* BEGIN DATASET ENTRIES *
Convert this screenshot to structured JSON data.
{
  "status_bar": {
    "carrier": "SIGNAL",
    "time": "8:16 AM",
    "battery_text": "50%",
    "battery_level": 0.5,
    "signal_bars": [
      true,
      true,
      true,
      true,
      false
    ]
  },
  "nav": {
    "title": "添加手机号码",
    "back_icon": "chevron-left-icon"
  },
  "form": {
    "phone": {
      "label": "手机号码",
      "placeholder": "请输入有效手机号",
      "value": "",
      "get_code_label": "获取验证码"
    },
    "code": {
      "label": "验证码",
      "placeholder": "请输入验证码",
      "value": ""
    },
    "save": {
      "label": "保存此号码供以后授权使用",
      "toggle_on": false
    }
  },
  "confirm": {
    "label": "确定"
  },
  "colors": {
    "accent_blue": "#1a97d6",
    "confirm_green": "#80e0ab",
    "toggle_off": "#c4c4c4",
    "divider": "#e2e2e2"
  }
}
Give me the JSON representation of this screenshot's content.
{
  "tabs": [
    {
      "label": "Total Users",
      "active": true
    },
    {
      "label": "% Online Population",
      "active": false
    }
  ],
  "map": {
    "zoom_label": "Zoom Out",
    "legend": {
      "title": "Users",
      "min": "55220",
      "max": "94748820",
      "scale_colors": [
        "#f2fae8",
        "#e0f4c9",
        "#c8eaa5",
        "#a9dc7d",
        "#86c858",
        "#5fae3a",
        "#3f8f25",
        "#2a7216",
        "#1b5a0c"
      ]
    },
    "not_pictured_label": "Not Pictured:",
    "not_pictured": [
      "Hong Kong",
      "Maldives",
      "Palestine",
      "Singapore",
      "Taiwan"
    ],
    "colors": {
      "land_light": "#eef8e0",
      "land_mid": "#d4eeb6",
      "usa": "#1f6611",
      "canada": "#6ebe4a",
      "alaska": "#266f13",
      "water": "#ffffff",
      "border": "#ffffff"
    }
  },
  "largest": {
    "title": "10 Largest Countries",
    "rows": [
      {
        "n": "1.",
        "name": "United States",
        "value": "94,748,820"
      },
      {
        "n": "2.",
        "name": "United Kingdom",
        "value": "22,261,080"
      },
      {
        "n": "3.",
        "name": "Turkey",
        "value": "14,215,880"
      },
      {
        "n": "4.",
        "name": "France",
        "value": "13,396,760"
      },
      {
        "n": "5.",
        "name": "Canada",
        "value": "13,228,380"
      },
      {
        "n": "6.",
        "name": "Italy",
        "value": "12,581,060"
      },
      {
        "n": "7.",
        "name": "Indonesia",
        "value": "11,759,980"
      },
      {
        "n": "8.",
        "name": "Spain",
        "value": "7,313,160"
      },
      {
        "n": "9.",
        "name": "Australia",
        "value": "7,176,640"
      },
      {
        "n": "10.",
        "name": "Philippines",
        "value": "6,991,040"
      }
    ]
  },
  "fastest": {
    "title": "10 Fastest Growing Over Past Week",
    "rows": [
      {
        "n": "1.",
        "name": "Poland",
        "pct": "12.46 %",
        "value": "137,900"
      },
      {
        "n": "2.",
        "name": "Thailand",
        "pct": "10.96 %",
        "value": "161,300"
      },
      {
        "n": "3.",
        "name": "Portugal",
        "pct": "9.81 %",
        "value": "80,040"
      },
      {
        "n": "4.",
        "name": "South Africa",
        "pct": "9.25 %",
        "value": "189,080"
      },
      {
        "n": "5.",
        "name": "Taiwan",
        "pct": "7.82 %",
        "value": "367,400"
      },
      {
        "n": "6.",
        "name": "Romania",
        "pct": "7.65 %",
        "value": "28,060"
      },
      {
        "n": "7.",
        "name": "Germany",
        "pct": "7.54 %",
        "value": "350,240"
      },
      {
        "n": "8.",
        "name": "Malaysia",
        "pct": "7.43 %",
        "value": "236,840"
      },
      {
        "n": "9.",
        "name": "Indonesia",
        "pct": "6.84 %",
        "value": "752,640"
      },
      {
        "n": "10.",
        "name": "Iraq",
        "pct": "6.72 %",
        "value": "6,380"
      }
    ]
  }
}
* END DATASET ENTRIES *
WHAT IS BEING ASKED:
Quote all the records exactly, please, leaving none out.

REPLY:
Convert this screenshot to structured JSON data.
{
  "status_bar": {
    "carrier": "SIGNAL",
    "time": "8:16 AM",
    "battery_text": "50%",
    "battery_level": 0.5,
    "signal_bars": [
      true,
      true,
      true,
      true,
      false
    ]
  },
  "nav": {
    "title": "添加手机号码",
    "back_icon": "chevron-left-icon"
  },
  "form": {
    "phone": {
      "label": "手机号码",
      "placeholder": "请输入有效手机号",
      "value": "",
      "get_code_label": "获取验证码"
    },
    "code": {
      "label": "验证码",
      "placeholder": "请输入验证码",
      "value": ""
    },
    "save": {
      "label": "保存此号码供以后授权使用",
      "toggle_on": false
    }
  },
  "confirm": {
    "label": "确定"
  },
  "colors": {
    "accent_blue": "#1a97d6",
    "confirm_green": "#80e0ab",
    "toggle_off": "#c4c4c4",
    "divider": "#e2e2e2"
  }
}
Give me the JSON representation of this screenshot's content.
{
  "tabs": [
    {
      "label": "Total Users",
      "active": true
    },
    {
      "label": "% Online Population",
      "active": false
    }
  ],
  "map": {
    "zoom_label": "Zoom Out",
    "legend": {
      "title": "Users",
      "min": "55220",
      "max": "94748820",
      "scale_colors": [
        "#f2fae8",
        "#e0f4c9",
        "#c8eaa5",
        "#a9dc7d",
        "#86c858",
        "#5fae3a",
        "#3f8f25",
        "#2a7216",
        "#1b5a0c"
      ]
    },
    "not_pictured_label": "Not Pictured:",
    "not_pictured": [
      "Hong Kong",
      "Maldives",
      "Palestine",
      "Singapore",
      "Taiwan"
    ],
    "colors": {
      "land_light": "#eef8e0",
      "land_mid": "#d4eeb6",
      "usa": "#1f6611",
      "canada": "#6ebe4a",
      "alaska": "#266f13",
      "water": "#ffffff",
      "border": "#ffffff"
    }
  },
  "largest": {
    "title": "10 Largest Countries",
    "rows": [
      {
        "n": "1.",
        "name": "United States",
        "value": "94,748,820"
      },
      {
        "n": "2.",
        "name": "United Kingdom",
        "value": "22,261,080"
      },
      {
        "n": "3.",
        "name": "Turkey",
        "value": "14,215,880"
      },
      {
        "n": "4.",
        "name": "France",
        "value": "13,396,760"
      },
      {
        "n": "5.",
        "name": "Canada",
        "value": "13,228,380"
      },
      {
        "n": "6.",
        "name": "Italy",
        "value": "12,581,060"
      },
      {
        "n": "7.",
        "name": "Indonesia",
        "value": "11,759,980"
      },
      {
        "n": "8.",
        "name": "Spain",
        "value": "7,313,160"
      },
      {
        "n": "9.",
        "name": "Australia",
        "value": "7,176,640"
      },
      {
        "n": "10.",
        "name": "Philippines",
        "value": "6,991,040"
      }
    ]
  },
  "fastest": {
    "title": "10 Fastest Growing Over Past Week",
    "rows": [
      {
        "n": "1.",
        "name": "Poland",
        "pct": "12.46 %",
        "value": "137,900"
      },
      {
        "n": "2.",
        "name": "Thailand",
        "pct": "10.96 %",
        "value": "161,300"
      },
      {
        "n": "3.",
        "name": "Portugal",
        "pct": "9.81 %",
        "value": "80,040"
      },
      {
        "n": "4.",
        "name": "South Africa",
        "pct": "9.25 %",
        "value": "189,080"
      },
      {
        "n": "5.",
        "name": "Taiwan",
        "pct": "7.82 %",
        "value": "367,400"
      },
      {
        "n": "6.",
        "name": "Romania",
        "pct": "7.65 %",
        "value": "28,060"
      },
      {
        "n": "7.",
        "name": "Germany",
        "pct": "7.54 %",
        "value": "350,240"
      },
      {
        "n": "8.",
        "name": "Malaysia",
        "pct": "7.43 %",
        "value": "236,840"
      },
      {
        "n": "9.",
        "name": "Indonesia",
        "pct": "6.84 %",
        "value": "752,640"
      },
      {
        "n": "10.",
        "name": "Iraq",
        "pct": "6.72 %",
        "value": "6,380"
      }
    ]
  }
}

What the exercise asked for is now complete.